== RECORDED INFORMATION ==

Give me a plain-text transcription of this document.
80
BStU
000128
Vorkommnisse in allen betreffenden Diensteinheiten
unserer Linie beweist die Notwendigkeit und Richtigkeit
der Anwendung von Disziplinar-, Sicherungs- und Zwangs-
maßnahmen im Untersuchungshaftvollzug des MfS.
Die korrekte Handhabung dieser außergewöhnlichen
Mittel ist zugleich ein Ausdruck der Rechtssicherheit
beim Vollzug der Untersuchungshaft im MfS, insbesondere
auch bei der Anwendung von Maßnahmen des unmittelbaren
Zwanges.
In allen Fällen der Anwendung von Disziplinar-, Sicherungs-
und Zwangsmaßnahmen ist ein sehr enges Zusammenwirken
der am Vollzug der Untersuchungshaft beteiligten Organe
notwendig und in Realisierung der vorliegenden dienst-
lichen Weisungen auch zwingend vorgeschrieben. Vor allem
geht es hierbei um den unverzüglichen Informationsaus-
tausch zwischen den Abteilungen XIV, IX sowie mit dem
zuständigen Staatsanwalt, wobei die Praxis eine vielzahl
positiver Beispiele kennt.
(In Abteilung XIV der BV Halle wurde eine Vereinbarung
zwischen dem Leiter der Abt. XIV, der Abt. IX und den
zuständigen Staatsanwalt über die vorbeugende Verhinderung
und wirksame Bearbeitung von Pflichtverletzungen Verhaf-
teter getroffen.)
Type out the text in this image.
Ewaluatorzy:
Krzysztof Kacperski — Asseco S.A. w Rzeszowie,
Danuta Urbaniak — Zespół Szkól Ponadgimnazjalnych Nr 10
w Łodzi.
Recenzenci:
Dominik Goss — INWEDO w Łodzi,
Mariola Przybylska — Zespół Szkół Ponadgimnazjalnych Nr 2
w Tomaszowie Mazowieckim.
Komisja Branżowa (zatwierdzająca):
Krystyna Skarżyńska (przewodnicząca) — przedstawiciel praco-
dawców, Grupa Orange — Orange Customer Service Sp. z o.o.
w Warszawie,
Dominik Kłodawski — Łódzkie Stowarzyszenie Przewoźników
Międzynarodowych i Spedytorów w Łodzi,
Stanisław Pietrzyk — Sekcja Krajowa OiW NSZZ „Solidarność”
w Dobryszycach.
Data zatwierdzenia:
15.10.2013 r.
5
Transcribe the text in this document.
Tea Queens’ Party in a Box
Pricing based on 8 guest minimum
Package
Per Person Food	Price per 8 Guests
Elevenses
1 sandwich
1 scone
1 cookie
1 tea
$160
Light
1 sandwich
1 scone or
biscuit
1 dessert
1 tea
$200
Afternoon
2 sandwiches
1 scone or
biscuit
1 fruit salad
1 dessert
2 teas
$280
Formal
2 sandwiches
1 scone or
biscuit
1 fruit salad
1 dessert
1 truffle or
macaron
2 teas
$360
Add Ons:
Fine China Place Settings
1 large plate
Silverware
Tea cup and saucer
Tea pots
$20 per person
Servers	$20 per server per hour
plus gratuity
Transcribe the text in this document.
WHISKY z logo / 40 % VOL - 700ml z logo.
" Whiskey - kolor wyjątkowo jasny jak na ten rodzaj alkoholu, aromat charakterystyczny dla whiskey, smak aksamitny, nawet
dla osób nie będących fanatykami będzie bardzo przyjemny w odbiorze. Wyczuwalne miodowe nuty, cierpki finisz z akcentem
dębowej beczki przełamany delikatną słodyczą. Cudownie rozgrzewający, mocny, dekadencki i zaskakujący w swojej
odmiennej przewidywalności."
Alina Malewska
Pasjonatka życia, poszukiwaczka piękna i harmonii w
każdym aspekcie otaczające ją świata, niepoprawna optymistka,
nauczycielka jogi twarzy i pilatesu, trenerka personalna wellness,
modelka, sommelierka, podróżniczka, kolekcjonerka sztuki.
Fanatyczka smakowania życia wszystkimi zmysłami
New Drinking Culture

===

Give the entries once more, exactly as they appear.

_TASK SOLUTION_
Give me a plain-text transcription of this document.
80
BStU
000128
Vorkommnisse in allen betreffenden Diensteinheiten
unserer Linie beweist die Notwendigkeit und Richtigkeit
der Anwendung von Disziplinar-, Sicherungs- und Zwangs-
maßnahmen im Untersuchungshaftvollzug des MfS.
Die korrekte Handhabung dieser außergewöhnlichen
Mittel ist zugleich ein Ausdruck der Rechtssicherheit
beim Vollzug der Untersuchungshaft im MfS, insbesondere
auch bei der Anwendung von Maßnahmen des unmittelbaren
Zwanges.
In allen Fällen der Anwendung von Disziplinar-, Sicherungs-
und Zwangsmaßnahmen ist ein sehr enges Zusammenwirken
der am Vollzug der Untersuchungshaft beteiligten Organe
notwendig und in Realisierung der vorliegenden dienst-
lichen Weisungen auch zwingend vorgeschrieben. Vor allem
geht es hierbei um den unverzüglichen Informationsaus-
tausch zwischen den Abteilungen XIV, IX sowie mit dem
zuständigen Staatsanwalt, wobei die Praxis eine vielzahl
positiver Beispiele kennt.
(In Abteilung XIV der BV Halle wurde eine Vereinbarung
zwischen dem Leiter der Abt. XIV, der Abt. IX und den
zuständigen Staatsanwalt über die vorbeugende Verhinderung
und wirksame Bearbeitung von Pflichtverletzungen Verhaf-
teter getroffen.)
Type out the text in this image.
Ewaluatorzy:
Krzysztof Kacperski — Asseco S.A. w Rzeszowie,
Danuta Urbaniak — Zespół Szkól Ponadgimnazjalnych Nr 10
w Łodzi.
Recenzenci:
Dominik Goss — INWEDO w Łodzi,
Mariola Przybylska — Zespół Szkół Ponadgimnazjalnych Nr 2
w Tomaszowie Mazowieckim.
Komisja Branżowa (zatwierdzająca):
Krystyna Skarżyńska (przewodnicząca) — przedstawiciel praco-
dawców, Grupa Orange — Orange Customer Service Sp. z o.o.
w Warszawie,
Dominik Kłodawski — Łódzkie Stowarzyszenie Przewoźników
Międzynarodowych i Spedytorów w Łodzi,
Stanisław Pietrzyk — Sekcja Krajowa OiW NSZZ „Solidarność”
w Dobryszycach.
Data zatwierdzenia:
15.10.2013 r.
5
Transcribe the text in this document.
Tea Queens’ Party in a Box
Pricing based on 8 guest minimum
Package
Per Person Food	Price per 8 Guests
Elevenses
1 sandwich
1 scone
1 cookie
1 tea
$160
Light
1 sandwich
1 scone or
biscuit
1 dessert
1 tea
$200
Afternoon
2 sandwiches
1 scone or
biscuit
1 fruit salad
1 dessert
2 teas
$280
Formal
2 sandwiches
1 scone or
biscuit
1 fruit salad
1 dessert
1 truffle or
macaron
2 teas
$360
Add Ons:
Fine China Place Settings
1 large plate
Silverware
Tea cup and saucer
Tea pots
$20 per person
Servers	$20 per server per hour
plus gratuity
Transcribe the text in this document.
WHISKY z logo / 40 % VOL - 700ml z logo.
" Whiskey - kolor wyjątkowo jasny jak na ten rodzaj alkoholu, aromat charakterystyczny dla whiskey, smak aksamitny, nawet
dla osób nie będących fanatykami będzie bardzo przyjemny w odbiorze. Wyczuwalne miodowe nuty, cierpki finisz z akcentem
dębowej beczki przełamany delikatną słodyczą. Cudownie rozgrzewający, mocny, dekadencki i zaskakujący w swojej
odmiennej przewidywalności."
Alina Malewska
Pasjonatka życia, poszukiwaczka piękna i harmonii w
każdym aspekcie otaczające ją świata, niepoprawna optymistka,
nauczycielka jogi twarzy i pilatesu, trenerka personalna wellness,
modelka, sommelierka, podróżniczka, kolekcjonerka sztuki.
Fanatyczka smakowania życia wszystkimi zmysłami
New Drinking Culture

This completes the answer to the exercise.